Data provided:
=-=-=-=-=
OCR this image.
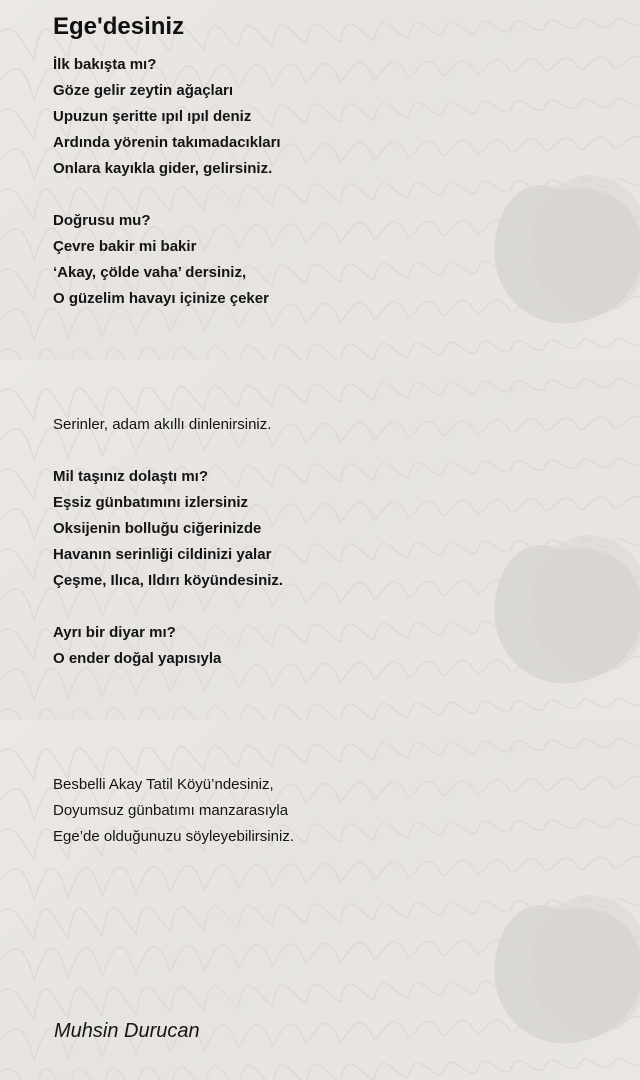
Ege'desiniz
İlk bakışta mı?
Göze gelir zeytin ağaçları
Upuzun şeritte ıpıl ıpıl deniz
Ardında yörenin takımadacıkları
Onlara kayıkla gider, gelirsiniz.
Doğrusu mu?
Çevre bakir mi bakir
‘Akay, çölde vaha’ dersiniz,
O güzelim havayı içinize çeker
Serinler, adam akıllı dinlenirsiniz.
Mil taşınız dolaştı mı?
Eşsiz günbatımını izlersiniz
Oksijenin bolluğu ciğerinizde
Havanın serinliği cildinizi yalar
Çeşme, Ilıca, Ildırı köyündesiniz.
Ayrı bir diyar mı?
O ender doğal yapısıyla
Besbelli Akay Tatil Köyü’ndesiniz,
Doyumsuz günbatımı manzarasıyla
Ege’de olduğunuzu söyleyebilirsiniz.
Muhsin Durucan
=-=-=-=-=
Task requirements:
Extract all the entries word for word; omit any pictures.

Final result:
OCR this image.
Ege'desiniz
İlk bakışta mı?
Göze gelir zeytin ağaçları
Upuzun şeritte ıpıl ıpıl deniz
Ardında yörenin takımadacıkları
Onlara kayıkla gider, gelirsiniz.
Doğrusu mu?
Çevre bakir mi bakir
‘Akay, çölde vaha’ dersiniz,
O güzelim havayı içinize çeker
Serinler, adam akıllı dinlenirsiniz.
Mil taşınız dolaştı mı?
Eşsiz günbatımını izlersiniz
Oksijenin bolluğu ciğerinizde
Havanın serinliği cildinizi yalar
Çeşme, Ilıca, Ildırı köyündesiniz.
Ayrı bir diyar mı?
O ender doğal yapısıyla
Besbelli Akay Tatil Köyü’ndesiniz,
Doyumsuz günbatımı manzarasıyla
Ege’de olduğunuzu söyleyebilirsiniz.
Muhsin Durucan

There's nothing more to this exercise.